[Required task] Retype every entry in its entirety, without alteration.

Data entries
####################

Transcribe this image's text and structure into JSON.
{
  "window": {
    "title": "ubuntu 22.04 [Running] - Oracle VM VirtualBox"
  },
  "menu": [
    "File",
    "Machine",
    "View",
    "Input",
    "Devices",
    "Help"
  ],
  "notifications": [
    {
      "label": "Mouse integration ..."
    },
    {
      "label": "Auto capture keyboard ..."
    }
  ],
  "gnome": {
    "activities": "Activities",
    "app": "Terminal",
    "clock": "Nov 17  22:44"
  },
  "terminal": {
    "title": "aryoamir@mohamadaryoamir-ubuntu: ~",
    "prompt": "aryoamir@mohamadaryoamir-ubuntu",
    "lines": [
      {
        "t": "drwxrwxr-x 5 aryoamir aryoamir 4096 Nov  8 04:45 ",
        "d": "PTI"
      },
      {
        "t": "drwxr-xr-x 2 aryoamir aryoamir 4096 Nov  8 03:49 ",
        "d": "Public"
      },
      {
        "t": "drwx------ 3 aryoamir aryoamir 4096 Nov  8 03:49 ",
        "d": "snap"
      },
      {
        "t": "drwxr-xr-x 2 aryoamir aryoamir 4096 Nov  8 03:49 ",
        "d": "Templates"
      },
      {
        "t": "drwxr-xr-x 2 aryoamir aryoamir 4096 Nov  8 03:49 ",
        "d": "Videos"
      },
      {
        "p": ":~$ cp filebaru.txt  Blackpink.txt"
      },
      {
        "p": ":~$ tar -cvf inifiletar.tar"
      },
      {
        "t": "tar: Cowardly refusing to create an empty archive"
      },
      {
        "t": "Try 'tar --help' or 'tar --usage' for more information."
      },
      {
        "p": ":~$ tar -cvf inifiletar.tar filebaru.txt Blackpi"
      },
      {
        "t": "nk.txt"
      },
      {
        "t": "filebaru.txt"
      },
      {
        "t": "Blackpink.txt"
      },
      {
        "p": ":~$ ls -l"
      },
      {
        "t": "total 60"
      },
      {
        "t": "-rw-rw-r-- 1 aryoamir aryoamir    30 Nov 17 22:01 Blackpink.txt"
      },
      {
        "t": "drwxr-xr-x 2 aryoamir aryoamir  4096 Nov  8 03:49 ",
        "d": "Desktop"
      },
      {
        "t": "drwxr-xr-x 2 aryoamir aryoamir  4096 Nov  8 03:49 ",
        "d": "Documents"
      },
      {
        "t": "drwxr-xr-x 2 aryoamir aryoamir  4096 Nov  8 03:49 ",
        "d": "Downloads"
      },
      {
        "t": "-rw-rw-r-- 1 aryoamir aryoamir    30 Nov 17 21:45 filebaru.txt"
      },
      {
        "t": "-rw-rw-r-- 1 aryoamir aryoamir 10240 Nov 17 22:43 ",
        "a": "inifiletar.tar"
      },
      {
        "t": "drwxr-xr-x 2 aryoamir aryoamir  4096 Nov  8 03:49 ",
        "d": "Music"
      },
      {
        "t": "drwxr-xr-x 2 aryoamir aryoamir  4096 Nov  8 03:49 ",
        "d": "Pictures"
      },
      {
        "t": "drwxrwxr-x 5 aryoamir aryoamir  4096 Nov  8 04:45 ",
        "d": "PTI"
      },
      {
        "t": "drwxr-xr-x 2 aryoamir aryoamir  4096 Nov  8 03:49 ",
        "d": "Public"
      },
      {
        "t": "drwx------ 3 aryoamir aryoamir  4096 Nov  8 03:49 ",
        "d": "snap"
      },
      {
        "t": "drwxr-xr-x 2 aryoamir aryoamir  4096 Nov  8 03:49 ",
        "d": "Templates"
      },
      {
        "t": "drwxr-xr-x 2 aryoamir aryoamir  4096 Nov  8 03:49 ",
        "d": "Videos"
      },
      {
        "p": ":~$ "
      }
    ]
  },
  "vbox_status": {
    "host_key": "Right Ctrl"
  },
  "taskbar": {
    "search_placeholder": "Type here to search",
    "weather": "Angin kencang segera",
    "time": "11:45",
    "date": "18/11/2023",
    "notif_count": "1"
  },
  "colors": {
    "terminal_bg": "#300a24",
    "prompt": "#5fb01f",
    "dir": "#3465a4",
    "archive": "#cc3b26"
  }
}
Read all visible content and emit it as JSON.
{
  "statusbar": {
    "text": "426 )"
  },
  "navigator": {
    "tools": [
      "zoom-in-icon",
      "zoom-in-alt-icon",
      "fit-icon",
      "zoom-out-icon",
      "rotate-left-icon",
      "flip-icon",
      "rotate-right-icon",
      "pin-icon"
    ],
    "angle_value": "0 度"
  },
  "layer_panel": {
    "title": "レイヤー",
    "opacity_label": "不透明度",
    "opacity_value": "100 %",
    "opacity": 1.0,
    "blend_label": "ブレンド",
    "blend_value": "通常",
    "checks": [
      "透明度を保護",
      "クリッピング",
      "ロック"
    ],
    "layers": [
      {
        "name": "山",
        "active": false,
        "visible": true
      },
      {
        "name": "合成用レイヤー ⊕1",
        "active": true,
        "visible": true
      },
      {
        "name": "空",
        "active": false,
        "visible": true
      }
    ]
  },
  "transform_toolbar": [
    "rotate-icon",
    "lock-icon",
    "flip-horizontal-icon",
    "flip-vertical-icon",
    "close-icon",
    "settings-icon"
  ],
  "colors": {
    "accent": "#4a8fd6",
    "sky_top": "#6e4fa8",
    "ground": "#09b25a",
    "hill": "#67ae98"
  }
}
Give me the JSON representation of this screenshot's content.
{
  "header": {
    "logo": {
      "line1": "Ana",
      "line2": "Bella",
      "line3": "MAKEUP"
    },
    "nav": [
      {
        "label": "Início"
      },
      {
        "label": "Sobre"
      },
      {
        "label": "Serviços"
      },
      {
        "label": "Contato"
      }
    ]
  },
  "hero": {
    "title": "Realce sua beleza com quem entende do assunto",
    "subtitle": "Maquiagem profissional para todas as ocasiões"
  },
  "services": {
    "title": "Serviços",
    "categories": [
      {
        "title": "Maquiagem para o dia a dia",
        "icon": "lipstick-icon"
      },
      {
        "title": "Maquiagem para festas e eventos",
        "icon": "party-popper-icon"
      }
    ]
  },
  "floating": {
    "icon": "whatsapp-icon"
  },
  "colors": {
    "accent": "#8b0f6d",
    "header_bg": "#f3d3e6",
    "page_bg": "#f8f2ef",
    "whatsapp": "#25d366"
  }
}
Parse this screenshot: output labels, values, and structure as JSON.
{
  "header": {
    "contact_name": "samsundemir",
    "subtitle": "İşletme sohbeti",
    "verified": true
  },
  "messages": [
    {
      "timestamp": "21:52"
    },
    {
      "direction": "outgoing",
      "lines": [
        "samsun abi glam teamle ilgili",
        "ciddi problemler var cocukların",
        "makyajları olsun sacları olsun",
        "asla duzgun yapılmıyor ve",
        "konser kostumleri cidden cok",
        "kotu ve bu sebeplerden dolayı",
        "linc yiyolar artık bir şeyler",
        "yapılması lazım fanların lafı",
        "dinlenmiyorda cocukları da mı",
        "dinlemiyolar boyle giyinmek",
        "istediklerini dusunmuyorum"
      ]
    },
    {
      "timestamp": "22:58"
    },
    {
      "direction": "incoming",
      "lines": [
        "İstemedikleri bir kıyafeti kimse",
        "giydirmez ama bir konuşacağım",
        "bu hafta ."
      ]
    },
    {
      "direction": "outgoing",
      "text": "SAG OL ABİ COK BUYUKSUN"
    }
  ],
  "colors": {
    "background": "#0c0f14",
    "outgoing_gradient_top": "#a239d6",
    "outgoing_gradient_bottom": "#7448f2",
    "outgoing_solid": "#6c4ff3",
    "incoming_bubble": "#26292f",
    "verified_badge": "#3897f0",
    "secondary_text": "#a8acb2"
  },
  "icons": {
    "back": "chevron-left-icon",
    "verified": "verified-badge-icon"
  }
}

####################

[Worked solution]
Transcribe this image's text and structure into JSON.
{
  "window": {
    "title": "ubuntu 22.04 [Running] - Oracle VM VirtualBox"
  },
  "menu": [
    "File",
    "Machine",
    "View",
    "Input",
    "Devices",
    "Help"
  ],
  "notifications": [
    {
      "label": "Mouse integration ..."
    },
    {
      "label": "Auto capture keyboard ..."
    }
  ],
  "gnome": {
    "activities": "Activities",
    "app": "Terminal",
    "clock": "Nov 17  22:44"
  },
  "terminal": {
    "title": "aryoamir@mohamadaryoamir-ubuntu: ~",
    "prompt": "aryoamir@mohamadaryoamir-ubuntu",
    "lines": [
      {
        "t": "drwxrwxr-x 5 aryoamir aryoamir 4096 Nov  8 04:45 ",
        "d": "PTI"
      },
      {
        "t": "drwxr-xr-x 2 aryoamir aryoamir 4096 Nov  8 03:49 ",
        "d": "Public"
      },
      {
        "t": "drwx------ 3 aryoamir aryoamir 4096 Nov  8 03:49 ",
        "d": "snap"
      },
      {
        "t": "drwxr-xr-x 2 aryoamir aryoamir 4096 Nov  8 03:49 ",
        "d": "Templates"
      },
      {
        "t": "drwxr-xr-x 2 aryoamir aryoamir 4096 Nov  8 03:49 ",
        "d": "Videos"
      },
      {
        "p": ":~$ cp filebaru.txt  Blackpink.txt"
      },
      {
        "p": ":~$ tar -cvf inifiletar.tar"
      },
      {
        "t": "tar: Cowardly refusing to create an empty archive"
      },
      {
        "t": "Try 'tar --help' or 'tar --usage' for more information."
      },
      {
        "p": ":~$ tar -cvf inifiletar.tar filebaru.txt Blackpi"
      },
      {
        "t": "nk.txt"
      },
      {
        "t": "filebaru.txt"
      },
      {
        "t": "Blackpink.txt"
      },
      {
        "p": ":~$ ls -l"
      },
      {
        "t": "total 60"
      },
      {
        "t": "-rw-rw-r-- 1 aryoamir aryoamir    30 Nov 17 22:01 Blackpink.txt"
      },
      {
        "t": "drwxr-xr-x 2 aryoamir aryoamir  4096 Nov  8 03:49 ",
        "d": "Desktop"
      },
      {
        "t": "drwxr-xr-x 2 aryoamir aryoamir  4096 Nov  8 03:49 ",
        "d": "Documents"
      },
      {
        "t": "drwxr-xr-x 2 aryoamir aryoamir  4096 Nov  8 03:49 ",
        "d": "Downloads"
      },
      {
        "t": "-rw-rw-r-- 1 aryoamir aryoamir    30 Nov 17 21:45 filebaru.txt"
      },
      {
        "t": "-rw-rw-r-- 1 aryoamir aryoamir 10240 Nov 17 22:43 ",
        "a": "inifiletar.tar"
      },
      {
        "t": "drwxr-xr-x 2 aryoamir aryoamir  4096 Nov  8 03:49 ",
        "d": "Music"
      },
      {
        "t": "drwxr-xr-x 2 aryoamir aryoamir  4096 Nov  8 03:49 ",
        "d": "Pictures"
      },
      {
        "t": "drwxrwxr-x 5 aryoamir aryoamir  4096 Nov  8 04:45 ",
        "d": "PTI"
      },
      {
        "t": "drwxr-xr-x 2 aryoamir aryoamir  4096 Nov  8 03:49 ",
        "d": "Public"
      },
      {
        "t": "drwx------ 3 aryoamir aryoamir  4096 Nov  8 03:49 ",
        "d": "snap"
      },
      {
        "t": "drwxr-xr-x 2 aryoamir aryoamir  4096 Nov  8 03:49 ",
        "d": "Templates"
      },
      {
        "t": "drwxr-xr-x 2 aryoamir aryoamir  4096 Nov  8 03:49 ",
        "d": "Videos"
      },
      {
        "p": ":~$ "
      }
    ]
  },
  "vbox_status": {
    "host_key": "Right Ctrl"
  },
  "taskbar": {
    "search_placeholder": "Type here to search",
    "weather": "Angin kencang segera",
    "time": "11:45",
    "date": "18/11/2023",
    "notif_count": "1"
  },
  "colors": {
    "terminal_bg": "#300a24",
    "prompt": "#5fb01f",
    "dir": "#3465a4",
    "archive": "#cc3b26"
  }
}
Read all visible content and emit it as JSON.
{
  "statusbar": {
    "text": "426 )"
  },
  "navigator": {
    "tools": [
      "zoom-in-icon",
      "zoom-in-alt-icon",
      "fit-icon",
      "zoom-out-icon",
      "rotate-left-icon",
      "flip-icon",
      "rotate-right-icon",
      "pin-icon"
    ],
    "angle_value": "0 度"
  },
  "layer_panel": {
    "title": "レイヤー",
    "opacity_label": "不透明度",
    "opacity_value": "100 %",
    "opacity": 1.0,
    "blend_label": "ブレンド",
    "blend_value": "通常",
    "checks": [
      "透明度を保護",
      "クリッピング",
      "ロック"
    ],
    "layers": [
      {
        "name": "山",
        "active": false,
        "visible": true
      },
      {
        "name": "合成用レイヤー ⊕1",
        "active": true,
        "visible": true
      },
      {
        "name": "空",
        "active": false,
        "visible": true
      }
    ]
  },
  "transform_toolbar": [
    "rotate-icon",
    "lock-icon",
    "flip-horizontal-icon",
    "flip-vertical-icon",
    "close-icon",
    "settings-icon"
  ],
  "colors": {
    "accent": "#4a8fd6",
    "sky_top": "#6e4fa8",
    "ground": "#09b25a",
    "hill": "#67ae98"
  }
}
Give me the JSON representation of this screenshot's content.
{
  "header": {
    "logo": {
      "line1": "Ana",
      "line2": "Bella",
      "line3": "MAKEUP"
    },
    "nav": [
      {
        "label": "Início"
      },
      {
        "label": "Sobre"
      },
      {
        "label": "Serviços"
      },
      {
        "label": "Contato"
      }
    ]
  },
  "hero": {
    "title": "Realce sua beleza com quem entende do assunto",
    "subtitle": "Maquiagem profissional para todas as ocasiões"
  },
  "services": {
    "title": "Serviços",
    "categories": [
      {
        "title": "Maquiagem para o dia a dia",
        "icon": "lipstick-icon"
      },
      {
        "title": "Maquiagem para festas e eventos",
        "icon": "party-popper-icon"
      }
    ]
  },
  "floating": {
    "icon": "whatsapp-icon"
  },
  "colors": {
    "accent": "#8b0f6d",
    "header_bg": "#f3d3e6",
    "page_bg": "#f8f2ef",
    "whatsapp": "#25d366"
  }
}
Parse this screenshot: output labels, values, and structure as JSON.
{
  "header": {
    "contact_name": "samsundemir",
    "subtitle": "İşletme sohbeti",
    "verified": true
  },
  "messages": [
    {
      "timestamp": "21:52"
    },
    {
      "direction": "outgoing",
      "lines": [
        "samsun abi glam teamle ilgili",
        "ciddi problemler var cocukların",
        "makyajları olsun sacları olsun",
        "asla duzgun yapılmıyor ve",
        "konser kostumleri cidden cok",
        "kotu ve bu sebeplerden dolayı",
        "linc yiyolar artık bir şeyler",
        "yapılması lazım fanların lafı",
        "dinlenmiyorda cocukları da mı",
        "dinlemiyolar boyle giyinmek",
        "istediklerini dusunmuyorum"
      ]
    },
    {
      "timestamp": "22:58"
    },
    {
      "direction": "incoming",
      "lines": [
        "İstemedikleri bir kıyafeti kimse",
        "giydirmez ama bir konuşacağım",
        "bu hafta ."
      ]
    },
    {
      "direction": "outgoing",
      "text": "SAG OL ABİ COK BUYUKSUN"
    }
  ],
  "colors": {
    "background": "#0c0f14",
    "outgoing_gradient_top": "#a239d6",
    "outgoing_gradient_bottom": "#7448f2",
    "outgoing_solid": "#6c4ff3",
    "incoming_bubble": "#26292f",
    "verified_badge": "#3897f0",
    "secondary_text": "#a8acb2"
  },
  "icons": {
    "back": "chevron-left-icon",
    "verified": "verified-badge-icon"
  }
}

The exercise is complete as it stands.